Exercise
Leave out the pictures and transcribe everything else exactly.

Task data
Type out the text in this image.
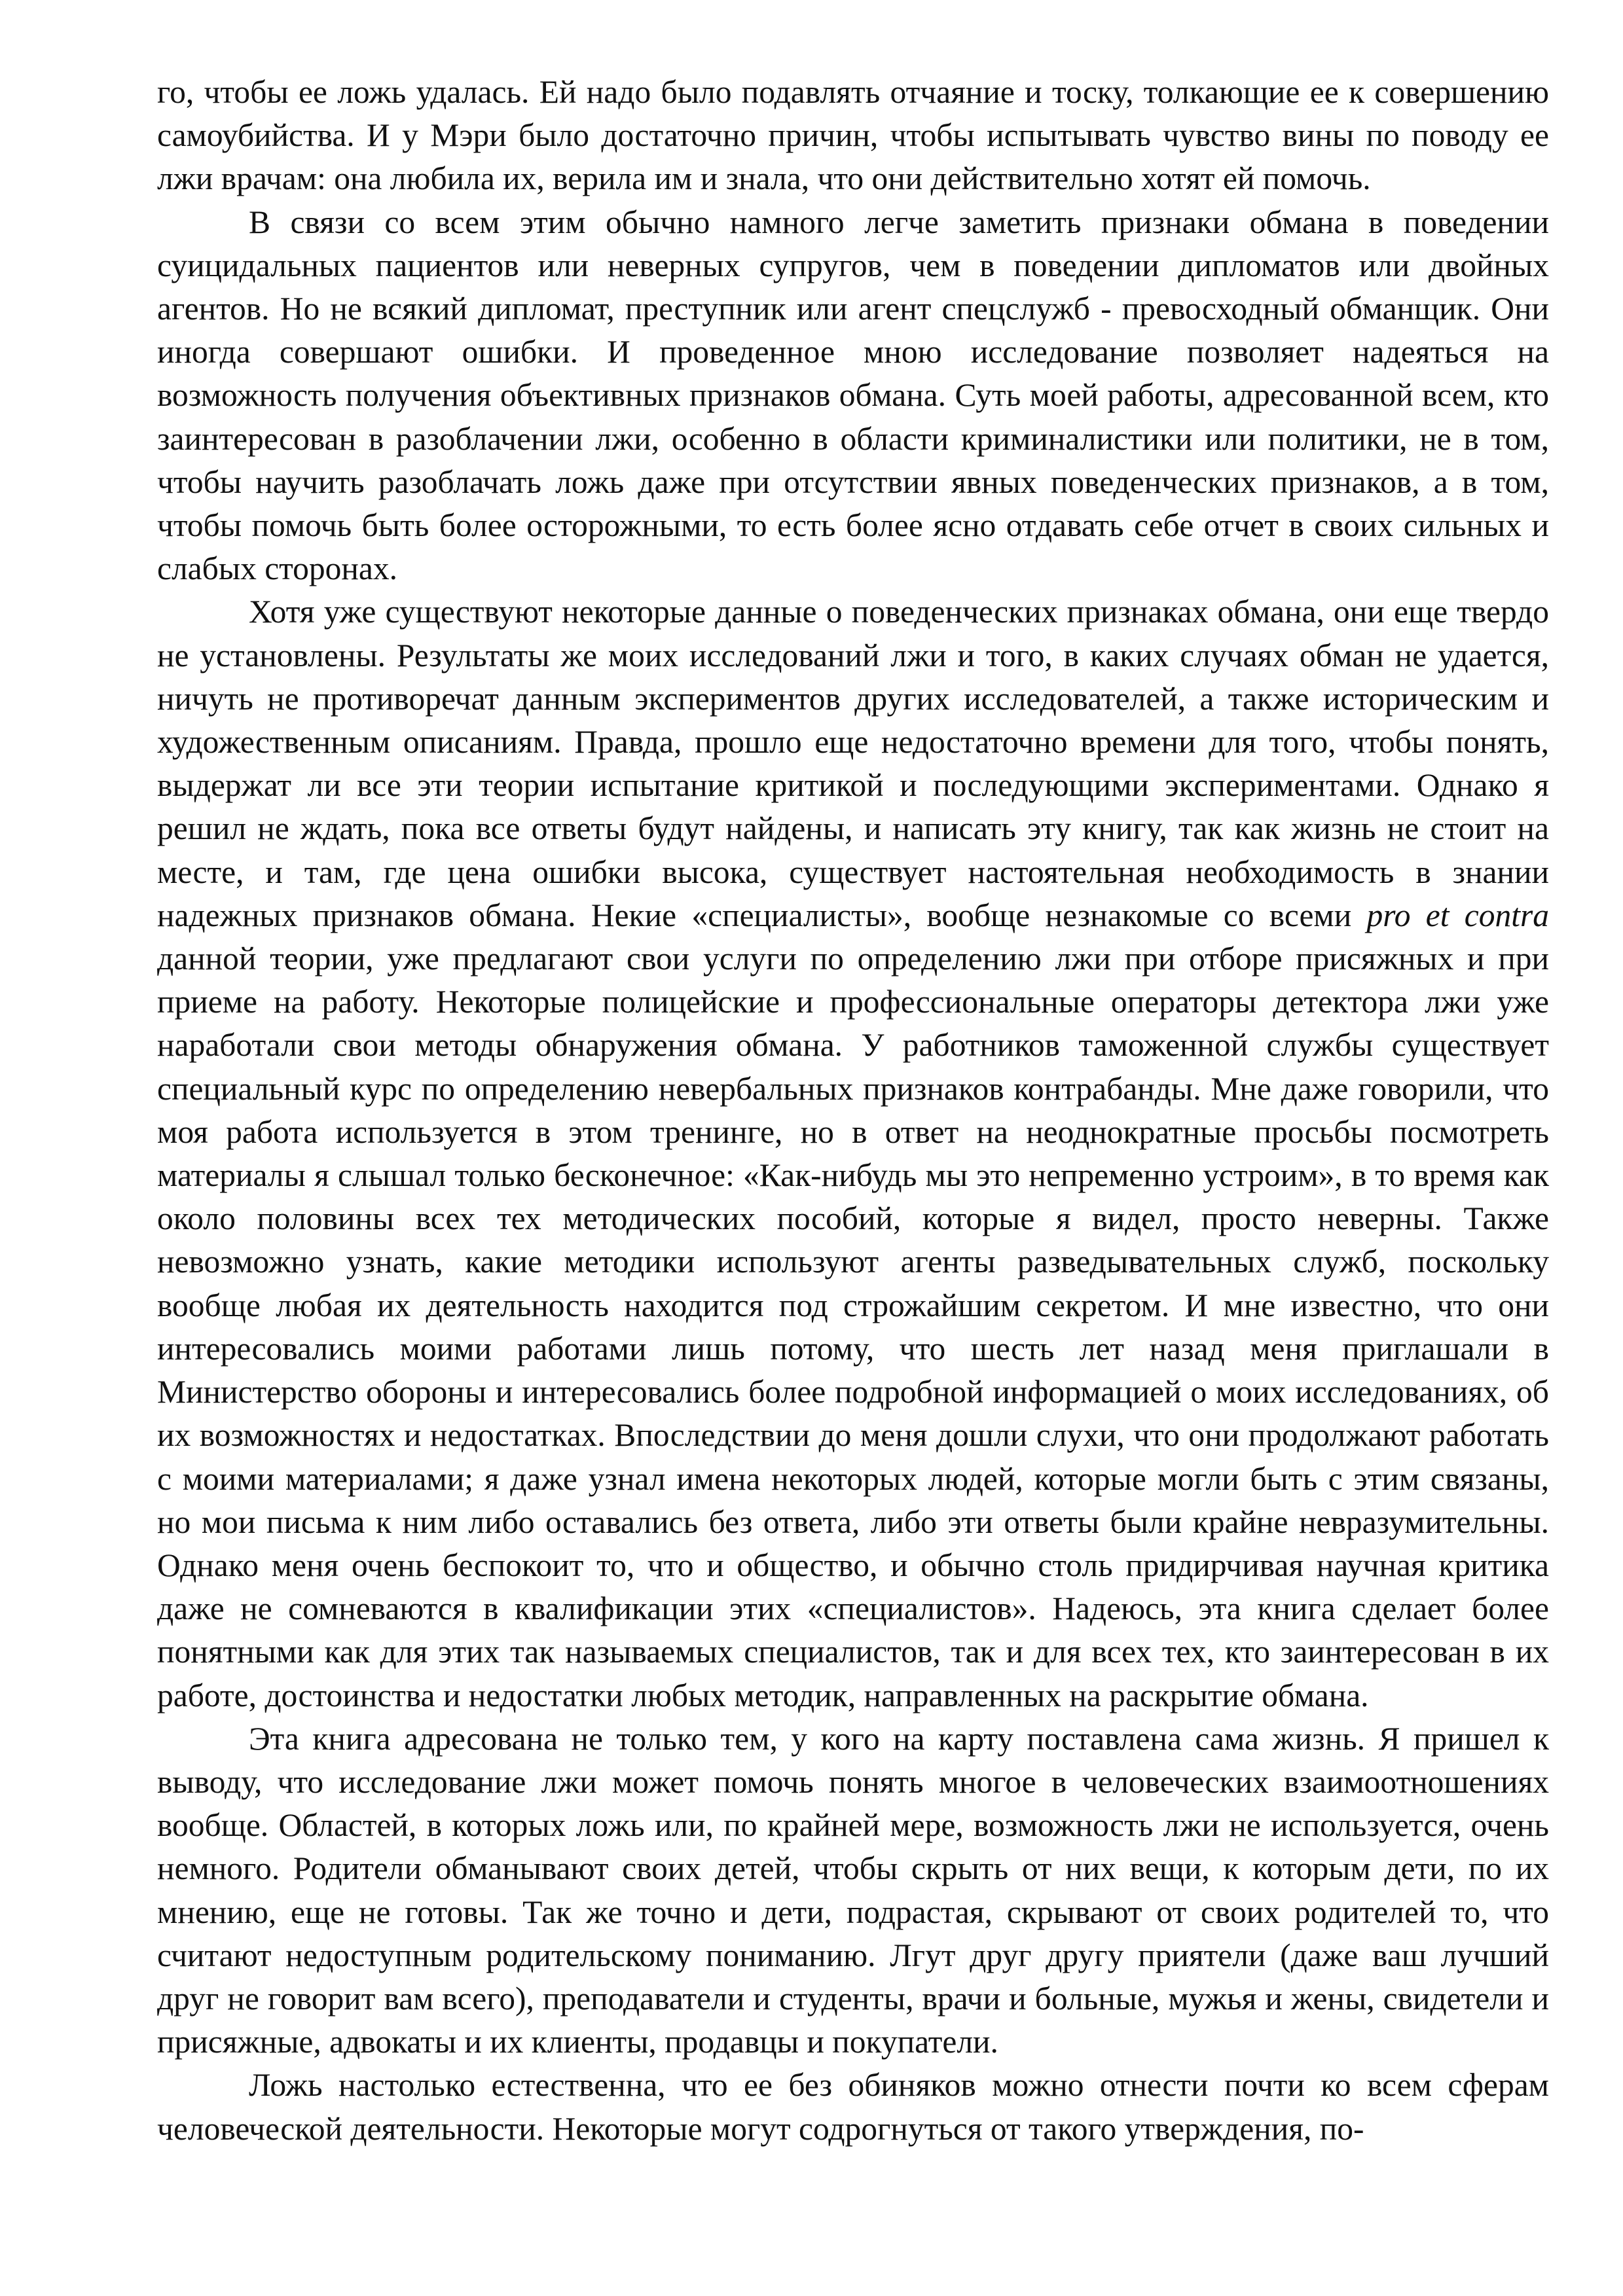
го, чтобы ее ложь удалась. Ей надо было подавлять отчаяние и тоску, толкающие ее к совершению самоубийства. И у Мэри было достаточно причин, чтобы испытывать чувство вины по поводу ее лжи врачам: она любила их, верила им и знала, что они действительно хотят ей помочь.

В связи со всем этим обычно намного легче заметить признаки обмана в поведении суицидальных пациентов или неверных супругов, чем в поведении дипломатов или двойных агентов. Но не всякий дипломат, преступник или агент спецслужб - превосходный обманщик. Они иногда совершают ошибки. И проведенное мною исследование позволяет надеяться на возможность получения объективных признаков обмана. Суть моей работы, адресованной всем, кто заинтересован в разоблачении лжи, особенно в области криминалистики или политики, не в том, чтобы научить разоблачать ложь даже при отсутствии явных поведенческих признаков, а в том, чтобы помочь быть более осторожными, то есть более ясно отдавать себе отчет в своих сильных и слабых сторонах.

Хотя уже существуют некоторые данные о поведенческих признаках обмана, они еще твердо не установлены. Результаты же моих исследований лжи и того, в каких случаях обман не удается, ничуть не противоречат данным экспериментов других исследователей, а также историческим и художественным описаниям. Правда, прошло еще недостаточно времени для того, чтобы понять, выдержат ли все эти теории испытание критикой и последующими экспериментами. Однако я решил не ждать, пока все ответы будут найдены, и написать эту книгу, так как жизнь не стоит на месте, и там, где цена ошибки высока, существует настоятельная необходимость в знании надежных признаков обмана. Некие «специалисты», вообще незнакомые со всеми pro et contra данной теории, уже предлагают свои услуги по определению лжи при отборе присяжных и при приеме на работу. Некоторые полицейские и профессиональные операторы детектора лжи уже наработали свои методы обнаружения обмана. У работников таможенной службы существует специальный курс по определению невербальных признаков контрабанды. Мне даже говорили, что моя работа используется в этом тренинге, но в ответ на неоднократные просьбы посмотреть материалы я слышал только бесконечное: «Как-нибудь мы это непременно устроим», в то время как около половины всех тех методических пособий, которые я видел, просто неверны. Также невозможно узнать, какие методики используют агенты разведывательных служб, поскольку вообще любая их деятельность находится под строжайшим секретом. И мне известно, что они интересовались моими работами лишь потому, что шесть лет назад меня приглашали в Министерство обороны и интересовались более подробной информацией о моих исследованиях, об их возможностях и недостатках. Впоследствии до меня дошли слухи, что они продолжают работать с моими материалами; я даже узнал имена некоторых людей, которые могли быть с этим связаны, но мои письма к ним либо оставались без ответа, либо эти ответы были крайне невразумительны. Однако меня очень беспокоит то, что и общество, и обычно столь придирчивая научная критика даже не сомневаются в квалификации этих «специалистов». Надеюсь, эта книга сделает более понятными как для этих так называемых специалистов, так и для всех тех, кто заинтересован в их работе, достоинства и недостатки любых методик, направленных на раскрытие обмана.

Эта книга адресована не только тем, у кого на карту поставлена сама жизнь. Я пришел к выводу, что исследование лжи может помочь понять многое в человеческих взаимоотношениях вообще. Областей, в которых ложь или, по крайней мере, возможность лжи не используется, очень немного. Родители обманывают своих детей, чтобы скрыть от них вещи, к которым дети, по их мнению, еще не готовы. Так же точно и дети, подрастая, скрывают от своих родителей то, что считают недоступным родительскому пониманию. Лгут друг другу приятели (даже ваш лучший друг не говорит вам всего), преподаватели и студенты, врачи и больные, мужья и жены, свидетели и присяжные, адвокаты и их клиенты, продавцы и покупатели.

Ложь настолько естественна, что ее без обиняков можно отнести почти ко всем сферам человеческой деятельности. Некоторые могут содрогнуться от такого утверждения, по-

Complete output
Type out the text in this image.
го, чтобы ее ложь удалась. Ей надо было подавлять отчаяние и тоску, толкающие ее к совершению самоубийства. И у Мэри было достаточно причин, чтобы испытывать чувство вины по поводу ее лжи врачам: она любила их, верила им и знала, что они действительно хотят ей помочь.

В связи со всем этим обычно намного легче заметить признаки обмана в поведении суицидальных пациентов или неверных супругов, чем в поведении дипломатов или двойных агентов. Но не всякий дипломат, преступник или агент спецслужб - превосходный обманщик. Они иногда совершают ошибки. И проведенное мною исследование позволяет надеяться на возможность получения объективных признаков обмана. Суть моей работы, адресованной всем, кто заинтересован в разоблачении лжи, особенно в области криминалистики или политики, не в том, чтобы научить разоблачать ложь даже при отсутствии явных поведенческих признаков, а в том, чтобы помочь быть более осторожными, то есть более ясно отдавать себе отчет в своих сильных и слабых сторонах.

Хотя уже существуют некоторые данные о поведенческих признаках обмана, они еще твердо не установлены. Результаты же моих исследований лжи и того, в каких случаях обман не удается, ничуть не противоречат данным экспериментов других исследователей, а также историческим и художественным описаниям. Правда, прошло еще недостаточно времени для того, чтобы понять, выдержат ли все эти теории испытание критикой и последующими экспериментами. Однако я решил не ждать, пока все ответы будут найдены, и написать эту книгу, так как жизнь не стоит на месте, и там, где цена ошибки высока, существует настоятельная необходимость в знании надежных признаков обмана. Некие «специалисты», вообще незнакомые со всеми pro et contra данной теории, уже предлагают свои услуги по определению лжи при отборе присяжных и при приеме на работу. Некоторые полицейские и профессиональные операторы детектора лжи уже наработали свои методы обнаружения обмана. У работников таможенной службы существует специальный курс по определению невербальных признаков контрабанды. Мне даже говорили, что моя работа используется в этом тренинге, но в ответ на неоднократные просьбы посмотреть материалы я слышал только бесконечное: «Как-нибудь мы это непременно устроим», в то время как около половины всех тех методических пособий, которые я видел, просто неверны. Также невозможно узнать, какие методики используют агенты разведывательных служб, поскольку вообще любая их деятельность находится под строжайшим секретом. И мне известно, что они интересовались моими работами лишь потому, что шесть лет назад меня приглашали в Министерство обороны и интересовались более подробной информацией о моих исследованиях, об их возможностях и недостатках. Впоследствии до меня дошли слухи, что они продолжают работать с моими материалами; я даже узнал имена некоторых людей, которые могли быть с этим связаны, но мои письма к ним либо оставались без ответа, либо эти ответы были крайне невразумительны. Однако меня очень беспокоит то, что и общество, и обычно столь придирчивая научная критика даже не сомневаются в квалификации этих «специалистов». Надеюсь, эта книга сделает более понятными как для этих так называемых специалистов, так и для всех тех, кто заинтересован в их работе, достоинства и недостатки любых методик, направленных на раскрытие обмана.

Эта книга адресована не только тем, у кого на карту поставлена сама жизнь. Я пришел к выводу, что исследование лжи может помочь понять многое в человеческих взаимоотношениях вообще. Областей, в которых ложь или, по крайней мере, возможность лжи не используется, очень немного. Родители обманывают своих детей, чтобы скрыть от них вещи, к которым дети, по их мнению, еще не готовы. Так же точно и дети, подрастая, скрывают от своих родителей то, что считают недоступным родительскому пониманию. Лгут друг другу приятели (даже ваш лучший друг не говорит вам всего), преподаватели и студенты, врачи и больные, мужья и жены, свидетели и присяжные, адвокаты и их клиенты, продавцы и покупатели.

Ложь настолько естественна, что ее без обиняков можно отнести почти ко всем сферам человеческой деятельности. Некоторые могут содрогнуться от такого утверждения, по-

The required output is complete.